◆ GIVEN PROBLEM
Find the lines that contain the word "text" and copy each one.
==== RECORDS TO USE
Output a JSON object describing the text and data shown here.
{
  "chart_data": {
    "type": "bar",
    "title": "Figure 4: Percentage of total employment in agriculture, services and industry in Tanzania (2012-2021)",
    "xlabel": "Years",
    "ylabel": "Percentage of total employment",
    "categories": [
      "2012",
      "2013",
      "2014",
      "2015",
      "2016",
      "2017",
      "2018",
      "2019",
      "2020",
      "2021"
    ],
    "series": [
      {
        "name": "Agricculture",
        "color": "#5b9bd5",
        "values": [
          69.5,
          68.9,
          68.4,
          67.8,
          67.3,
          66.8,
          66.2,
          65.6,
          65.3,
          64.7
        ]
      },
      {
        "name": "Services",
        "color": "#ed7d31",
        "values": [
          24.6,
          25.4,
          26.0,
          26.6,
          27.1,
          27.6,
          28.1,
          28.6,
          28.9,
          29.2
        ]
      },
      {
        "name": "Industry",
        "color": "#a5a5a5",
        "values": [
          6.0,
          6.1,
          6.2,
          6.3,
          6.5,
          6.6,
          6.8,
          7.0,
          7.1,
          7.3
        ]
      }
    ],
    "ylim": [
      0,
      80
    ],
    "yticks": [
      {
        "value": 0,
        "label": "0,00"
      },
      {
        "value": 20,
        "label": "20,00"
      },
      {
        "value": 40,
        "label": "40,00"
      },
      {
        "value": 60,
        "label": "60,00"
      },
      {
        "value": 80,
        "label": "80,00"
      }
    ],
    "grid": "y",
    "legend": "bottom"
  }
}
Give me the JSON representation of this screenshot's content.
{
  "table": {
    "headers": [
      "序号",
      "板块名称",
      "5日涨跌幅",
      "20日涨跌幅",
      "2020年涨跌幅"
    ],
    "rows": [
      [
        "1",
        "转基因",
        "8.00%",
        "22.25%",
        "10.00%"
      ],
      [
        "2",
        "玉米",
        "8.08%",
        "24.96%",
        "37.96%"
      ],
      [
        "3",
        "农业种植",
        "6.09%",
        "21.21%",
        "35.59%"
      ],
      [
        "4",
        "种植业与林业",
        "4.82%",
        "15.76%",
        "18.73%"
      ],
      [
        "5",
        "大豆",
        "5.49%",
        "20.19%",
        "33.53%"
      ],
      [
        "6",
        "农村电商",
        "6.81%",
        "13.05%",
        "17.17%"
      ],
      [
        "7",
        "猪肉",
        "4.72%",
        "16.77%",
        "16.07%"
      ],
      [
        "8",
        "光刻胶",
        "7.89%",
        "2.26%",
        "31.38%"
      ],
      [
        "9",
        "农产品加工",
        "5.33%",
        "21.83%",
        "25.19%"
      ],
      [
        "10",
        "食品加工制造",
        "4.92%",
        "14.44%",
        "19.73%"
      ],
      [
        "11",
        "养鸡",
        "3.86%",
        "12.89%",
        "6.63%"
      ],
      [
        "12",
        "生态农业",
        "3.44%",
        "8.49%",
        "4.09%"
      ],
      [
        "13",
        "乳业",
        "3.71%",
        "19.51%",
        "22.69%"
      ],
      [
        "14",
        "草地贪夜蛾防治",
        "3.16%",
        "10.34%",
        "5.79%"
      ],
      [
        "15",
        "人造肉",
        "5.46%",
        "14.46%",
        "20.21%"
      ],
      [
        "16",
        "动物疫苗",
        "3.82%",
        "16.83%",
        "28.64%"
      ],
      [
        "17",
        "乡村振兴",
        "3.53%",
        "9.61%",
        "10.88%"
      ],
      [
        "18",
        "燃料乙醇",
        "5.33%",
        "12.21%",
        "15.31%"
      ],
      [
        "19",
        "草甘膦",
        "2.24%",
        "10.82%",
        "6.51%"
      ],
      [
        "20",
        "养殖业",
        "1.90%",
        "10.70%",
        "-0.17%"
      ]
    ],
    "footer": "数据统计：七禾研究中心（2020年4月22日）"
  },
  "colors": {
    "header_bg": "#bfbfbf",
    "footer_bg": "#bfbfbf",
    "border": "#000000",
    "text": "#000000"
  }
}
========
◆ RESPONSE TO THIS TASK
Output a JSON object describing the text and data shown here.
    "text": "#000000"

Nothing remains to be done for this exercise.